Directions for this task:
Copy nothing before the line that contains "Extract all readable text from this page."; from there, transcribe each line exactly through the end of the material, omitting pictures.
>> begin
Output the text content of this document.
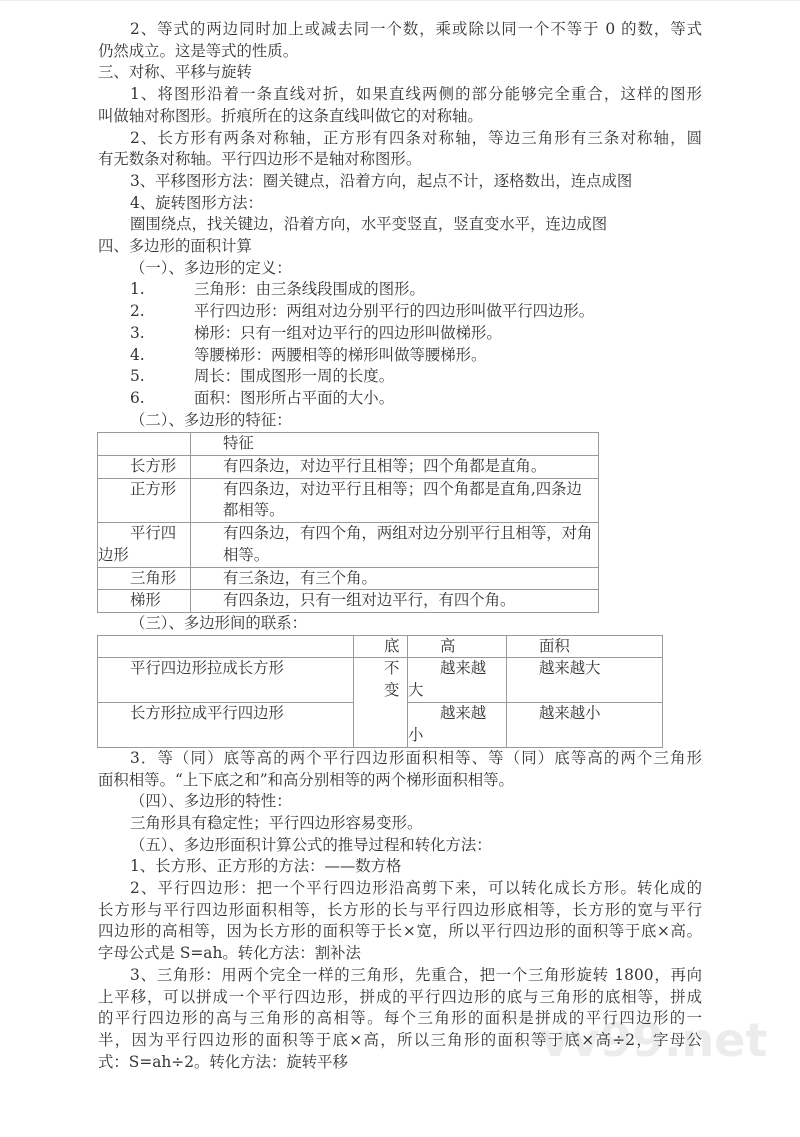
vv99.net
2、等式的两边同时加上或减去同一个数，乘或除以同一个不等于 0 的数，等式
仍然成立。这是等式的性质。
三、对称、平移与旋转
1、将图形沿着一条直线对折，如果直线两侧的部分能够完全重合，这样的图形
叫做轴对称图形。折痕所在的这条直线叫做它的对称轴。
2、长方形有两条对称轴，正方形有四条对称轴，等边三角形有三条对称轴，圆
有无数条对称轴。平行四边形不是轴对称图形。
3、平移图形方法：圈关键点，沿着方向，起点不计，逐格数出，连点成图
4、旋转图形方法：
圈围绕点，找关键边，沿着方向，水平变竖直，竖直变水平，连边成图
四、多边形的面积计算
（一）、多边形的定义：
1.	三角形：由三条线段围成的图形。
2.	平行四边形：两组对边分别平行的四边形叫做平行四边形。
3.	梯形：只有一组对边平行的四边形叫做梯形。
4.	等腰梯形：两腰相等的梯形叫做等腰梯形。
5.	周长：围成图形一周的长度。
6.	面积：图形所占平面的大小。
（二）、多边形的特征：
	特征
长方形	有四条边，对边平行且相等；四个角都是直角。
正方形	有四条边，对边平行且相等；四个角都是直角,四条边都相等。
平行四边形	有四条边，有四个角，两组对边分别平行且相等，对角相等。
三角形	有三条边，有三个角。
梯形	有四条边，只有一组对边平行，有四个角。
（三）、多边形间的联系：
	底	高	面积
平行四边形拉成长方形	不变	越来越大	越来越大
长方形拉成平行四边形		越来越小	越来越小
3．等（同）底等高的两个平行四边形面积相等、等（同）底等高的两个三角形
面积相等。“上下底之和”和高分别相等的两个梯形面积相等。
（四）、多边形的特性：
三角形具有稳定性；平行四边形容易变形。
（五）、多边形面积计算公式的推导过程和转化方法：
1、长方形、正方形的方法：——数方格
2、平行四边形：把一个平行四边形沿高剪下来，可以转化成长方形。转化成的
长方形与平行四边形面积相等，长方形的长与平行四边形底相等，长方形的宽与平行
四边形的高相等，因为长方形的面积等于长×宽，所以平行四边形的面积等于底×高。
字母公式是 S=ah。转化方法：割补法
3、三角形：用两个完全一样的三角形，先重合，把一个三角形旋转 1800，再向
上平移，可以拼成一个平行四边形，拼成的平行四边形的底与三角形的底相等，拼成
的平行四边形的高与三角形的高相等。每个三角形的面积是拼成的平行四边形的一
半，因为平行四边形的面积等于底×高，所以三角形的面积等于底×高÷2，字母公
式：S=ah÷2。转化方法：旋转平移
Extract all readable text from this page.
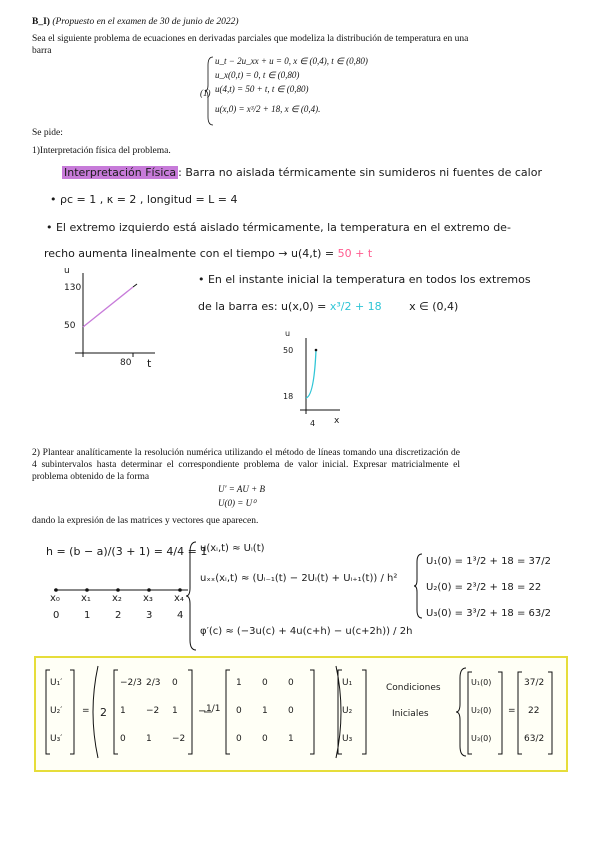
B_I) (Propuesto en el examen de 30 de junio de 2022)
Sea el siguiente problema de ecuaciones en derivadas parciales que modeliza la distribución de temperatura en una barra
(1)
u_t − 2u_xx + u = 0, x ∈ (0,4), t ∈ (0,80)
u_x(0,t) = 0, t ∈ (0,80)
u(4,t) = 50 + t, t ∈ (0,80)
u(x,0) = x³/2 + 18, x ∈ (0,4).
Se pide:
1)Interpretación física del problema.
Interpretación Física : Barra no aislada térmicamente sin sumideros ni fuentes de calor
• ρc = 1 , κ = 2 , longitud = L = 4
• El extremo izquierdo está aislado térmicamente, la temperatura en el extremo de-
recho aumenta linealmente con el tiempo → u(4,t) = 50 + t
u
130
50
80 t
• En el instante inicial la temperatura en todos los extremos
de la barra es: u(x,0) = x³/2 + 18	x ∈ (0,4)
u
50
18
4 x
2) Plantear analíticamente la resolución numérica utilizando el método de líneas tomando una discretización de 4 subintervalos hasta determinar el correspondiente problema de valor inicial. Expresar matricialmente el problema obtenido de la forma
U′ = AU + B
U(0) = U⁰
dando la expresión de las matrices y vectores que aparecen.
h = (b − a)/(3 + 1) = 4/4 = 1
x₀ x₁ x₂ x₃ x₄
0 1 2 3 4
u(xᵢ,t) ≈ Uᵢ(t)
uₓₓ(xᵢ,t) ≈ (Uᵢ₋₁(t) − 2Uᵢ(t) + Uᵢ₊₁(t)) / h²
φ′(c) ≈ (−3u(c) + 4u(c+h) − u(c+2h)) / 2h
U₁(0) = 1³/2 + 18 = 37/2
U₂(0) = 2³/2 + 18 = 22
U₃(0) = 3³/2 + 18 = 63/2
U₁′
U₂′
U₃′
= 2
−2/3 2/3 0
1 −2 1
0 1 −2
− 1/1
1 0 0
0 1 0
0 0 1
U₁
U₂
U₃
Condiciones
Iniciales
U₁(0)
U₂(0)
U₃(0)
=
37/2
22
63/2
>> end
Full response:
Extract all readable text from this page.
B_I) (Propuesto en el examen de 30 de junio de 2022)
Sea el siguiente problema de ecuaciones en derivadas parciales que modeliza la distribución de temperatura en una barra
(1)
u_t − 2u_xx + u = 0, x ∈ (0,4), t ∈ (0,80)
u_x(0,t) = 0, t ∈ (0,80)
u(4,t) = 50 + t, t ∈ (0,80)
u(x,0) = x³/2 + 18, x ∈ (0,4).
Se pide:
1)Interpretación física del problema.
Interpretación Física : Barra no aislada térmicamente sin sumideros ni fuentes de calor
• ρc = 1 , κ = 2 , longitud = L = 4
• El extremo izquierdo está aislado térmicamente, la temperatura en el extremo de-
recho aumenta linealmente con el tiempo → u(4,t) = 50 + t
u
130
50
80 t
• En el instante inicial la temperatura en todos los extremos
de la barra es: u(x,0) = x³/2 + 18	x ∈ (0,4)
u
50
18
4 x
2) Plantear analíticamente la resolución numérica utilizando el método de líneas tomando una discretización de 4 subintervalos hasta determinar el correspondiente problema de valor inicial. Expresar matricialmente el problema obtenido de la forma
U′ = AU + B
U(0) = U⁰
dando la expresión de las matrices y vectores que aparecen.
h = (b − a)/(3 + 1) = 4/4 = 1
x₀ x₁ x₂ x₃ x₄
0 1 2 3 4
u(xᵢ,t) ≈ Uᵢ(t)
uₓₓ(xᵢ,t) ≈ (Uᵢ₋₁(t) − 2Uᵢ(t) + Uᵢ₊₁(t)) / h²
φ′(c) ≈ (−3u(c) + 4u(c+h) − u(c+2h)) / 2h
U₁(0) = 1³/2 + 18 = 37/2
U₂(0) = 2³/2 + 18 = 22
U₃(0) = 3³/2 + 18 = 63/2
U₁′
U₂′
U₃′
= 2
−2/3 2/3 0
1 −2 1
0 1 −2
− 1/1
1 0 0
0 1 0
0 0 1
U₁
U₂
U₃
Condiciones
Iniciales
U₁(0)
U₂(0)
U₃(0)
=
37/2
22
63/2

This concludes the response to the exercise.